EXCERPTED PASSAGE:
- - - - - - -

The detainees are similarly catered to medically. Almost every one arrived at GITMO with some sort of battlefield trauma. After all, the majority were captured in combat. Today they are healthy, immunized, and well cared for. At a visit to the modern hospital facility – dedicated solely to the detainees and comparable to a well-equipped and staffed small-town hospital with operating, dental, routine facilities – the doctor in charge confirmed that the caloric count for the detainees was so high that while “most detainees arrived undernourished,” medics now watch for issues stemming from high cholesterol and being overweight. Each of approximately 520 terrorists currently held in confinement averages about four medical visits monthly, something one would expect from only a dedicated American hypochondriac. Welcome to the rigors of detention under American supervision.

- - - - - - -

(Data for recognizing document structure)
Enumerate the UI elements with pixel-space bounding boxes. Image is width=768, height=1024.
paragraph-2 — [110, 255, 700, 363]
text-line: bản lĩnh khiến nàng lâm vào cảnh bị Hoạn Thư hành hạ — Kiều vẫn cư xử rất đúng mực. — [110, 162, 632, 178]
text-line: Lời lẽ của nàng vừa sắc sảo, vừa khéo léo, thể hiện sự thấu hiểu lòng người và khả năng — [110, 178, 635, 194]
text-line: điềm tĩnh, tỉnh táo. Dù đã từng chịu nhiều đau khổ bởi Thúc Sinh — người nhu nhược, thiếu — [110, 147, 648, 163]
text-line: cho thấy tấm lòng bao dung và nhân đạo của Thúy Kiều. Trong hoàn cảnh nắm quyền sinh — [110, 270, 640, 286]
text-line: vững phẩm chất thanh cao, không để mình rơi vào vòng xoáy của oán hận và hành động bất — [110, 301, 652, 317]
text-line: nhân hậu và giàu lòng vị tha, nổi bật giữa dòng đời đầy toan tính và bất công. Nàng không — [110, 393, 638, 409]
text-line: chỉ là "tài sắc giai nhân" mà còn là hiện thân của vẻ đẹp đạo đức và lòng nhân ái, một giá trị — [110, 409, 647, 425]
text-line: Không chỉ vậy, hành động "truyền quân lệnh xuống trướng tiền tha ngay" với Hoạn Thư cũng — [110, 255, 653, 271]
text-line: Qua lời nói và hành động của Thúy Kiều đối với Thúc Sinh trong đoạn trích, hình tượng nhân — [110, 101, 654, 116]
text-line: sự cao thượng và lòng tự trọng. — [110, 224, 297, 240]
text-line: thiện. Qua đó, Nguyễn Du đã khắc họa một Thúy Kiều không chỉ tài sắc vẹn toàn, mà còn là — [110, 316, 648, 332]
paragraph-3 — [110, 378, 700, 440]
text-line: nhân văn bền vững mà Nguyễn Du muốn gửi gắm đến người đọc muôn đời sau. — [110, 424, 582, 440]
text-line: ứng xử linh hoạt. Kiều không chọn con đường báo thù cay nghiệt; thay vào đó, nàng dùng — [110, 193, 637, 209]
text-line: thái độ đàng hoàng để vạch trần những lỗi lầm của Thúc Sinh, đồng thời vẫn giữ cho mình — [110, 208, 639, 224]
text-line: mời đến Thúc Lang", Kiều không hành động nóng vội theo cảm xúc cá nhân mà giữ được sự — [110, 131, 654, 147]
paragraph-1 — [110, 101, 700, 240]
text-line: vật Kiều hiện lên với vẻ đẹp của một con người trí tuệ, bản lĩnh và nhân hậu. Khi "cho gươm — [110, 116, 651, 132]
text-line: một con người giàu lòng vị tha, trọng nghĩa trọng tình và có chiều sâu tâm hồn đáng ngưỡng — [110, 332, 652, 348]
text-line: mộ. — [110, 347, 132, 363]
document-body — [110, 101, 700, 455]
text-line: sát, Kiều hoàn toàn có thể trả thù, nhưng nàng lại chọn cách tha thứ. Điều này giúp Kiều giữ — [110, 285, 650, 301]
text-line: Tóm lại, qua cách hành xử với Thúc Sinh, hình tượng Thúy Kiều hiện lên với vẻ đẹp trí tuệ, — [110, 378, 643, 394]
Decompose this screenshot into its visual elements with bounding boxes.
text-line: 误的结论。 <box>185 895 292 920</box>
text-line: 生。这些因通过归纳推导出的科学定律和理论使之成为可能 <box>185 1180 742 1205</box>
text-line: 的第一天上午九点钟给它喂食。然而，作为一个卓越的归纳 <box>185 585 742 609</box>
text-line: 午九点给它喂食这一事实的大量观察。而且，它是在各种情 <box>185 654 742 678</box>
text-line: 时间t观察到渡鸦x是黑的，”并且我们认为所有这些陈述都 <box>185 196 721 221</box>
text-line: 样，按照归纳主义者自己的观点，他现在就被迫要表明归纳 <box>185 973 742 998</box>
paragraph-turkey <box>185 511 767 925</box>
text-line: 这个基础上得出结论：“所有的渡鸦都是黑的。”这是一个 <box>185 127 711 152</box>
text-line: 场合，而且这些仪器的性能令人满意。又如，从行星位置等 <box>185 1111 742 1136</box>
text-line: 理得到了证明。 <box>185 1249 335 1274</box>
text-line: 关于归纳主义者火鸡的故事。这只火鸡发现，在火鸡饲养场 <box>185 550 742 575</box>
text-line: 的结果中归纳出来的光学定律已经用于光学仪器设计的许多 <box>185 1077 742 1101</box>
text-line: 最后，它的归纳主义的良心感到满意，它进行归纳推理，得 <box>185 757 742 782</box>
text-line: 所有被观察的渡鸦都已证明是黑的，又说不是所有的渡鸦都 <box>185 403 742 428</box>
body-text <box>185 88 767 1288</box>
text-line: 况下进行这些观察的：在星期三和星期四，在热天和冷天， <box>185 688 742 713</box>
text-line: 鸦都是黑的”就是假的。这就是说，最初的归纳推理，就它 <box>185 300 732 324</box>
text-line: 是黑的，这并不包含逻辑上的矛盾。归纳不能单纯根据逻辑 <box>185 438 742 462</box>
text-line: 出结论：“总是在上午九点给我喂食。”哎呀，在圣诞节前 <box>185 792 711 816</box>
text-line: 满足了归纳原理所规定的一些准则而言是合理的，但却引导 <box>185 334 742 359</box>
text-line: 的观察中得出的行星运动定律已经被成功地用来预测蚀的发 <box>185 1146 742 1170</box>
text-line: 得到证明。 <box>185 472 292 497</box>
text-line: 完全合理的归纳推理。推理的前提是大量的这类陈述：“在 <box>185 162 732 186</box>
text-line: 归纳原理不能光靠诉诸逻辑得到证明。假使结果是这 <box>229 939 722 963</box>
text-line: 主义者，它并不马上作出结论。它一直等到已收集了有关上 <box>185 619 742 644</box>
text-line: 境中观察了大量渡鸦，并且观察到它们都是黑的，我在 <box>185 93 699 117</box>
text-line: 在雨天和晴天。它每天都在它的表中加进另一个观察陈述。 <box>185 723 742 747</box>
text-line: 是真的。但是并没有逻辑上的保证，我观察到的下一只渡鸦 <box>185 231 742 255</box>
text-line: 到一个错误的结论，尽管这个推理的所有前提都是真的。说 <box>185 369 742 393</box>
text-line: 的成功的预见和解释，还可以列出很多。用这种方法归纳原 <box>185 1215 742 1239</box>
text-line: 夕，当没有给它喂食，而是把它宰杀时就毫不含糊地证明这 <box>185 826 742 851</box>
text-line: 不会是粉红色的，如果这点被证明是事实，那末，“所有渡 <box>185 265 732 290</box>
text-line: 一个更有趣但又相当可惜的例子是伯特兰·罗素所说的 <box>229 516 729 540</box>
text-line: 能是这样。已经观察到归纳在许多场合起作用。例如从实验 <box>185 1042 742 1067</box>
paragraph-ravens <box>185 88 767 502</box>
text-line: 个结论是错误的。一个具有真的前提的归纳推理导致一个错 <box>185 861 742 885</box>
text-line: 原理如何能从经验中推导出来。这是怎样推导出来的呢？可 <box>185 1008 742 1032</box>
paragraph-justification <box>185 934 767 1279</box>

- - - - - - -

WORK ORDER:
Write the next part of the passage on medical care for the detainees at GITMO, starting after its final sentence. The listing is not needed here.

REPLY:
Of the estimated 70,000 battlefield captures that were made in Afghanistan, only a tiny percentage, something on the order of 800-plus, were eventually evacuated to GITMO. These were the worst of the worst. More than 200 have been released back to their home country – if the U.S. is assured that the detainees would not be tortured by local authorities upon return. These men were freed because they were deemed by ongoing official military review processes to no longer pose a threat, or to possess no useful intelligence. And this process has proven too generous at times: more than 10 released GITMO detainees have been killed or recaptured fighting Americans or have been identified as resuming terrorist activities. Still, the process is up and running for review of cases, and if a Washington DC circuit court approves a government appeal, the system for military tribunals will get started. All mechanisms are in place and ready to go as soon as DoD gets a green light.

There is a good reason these unlawful combatants are being confined. They are evil and dangerous individuals. Yet these thugs are treated with an amazing degree of compassion: They are given ice cream treats and recreational time. They live in clean facilities, and receive a full Muslim religious package of Koran, prayer rug, beads, and prayer oils. An arrow in every cell points to Mecca. The call to prayer is played five times daily. They are not abused, hanged, tortured, beheaded, raped, mutilated, or in any way treated the way that they once treated their own captives – or now treat their guards.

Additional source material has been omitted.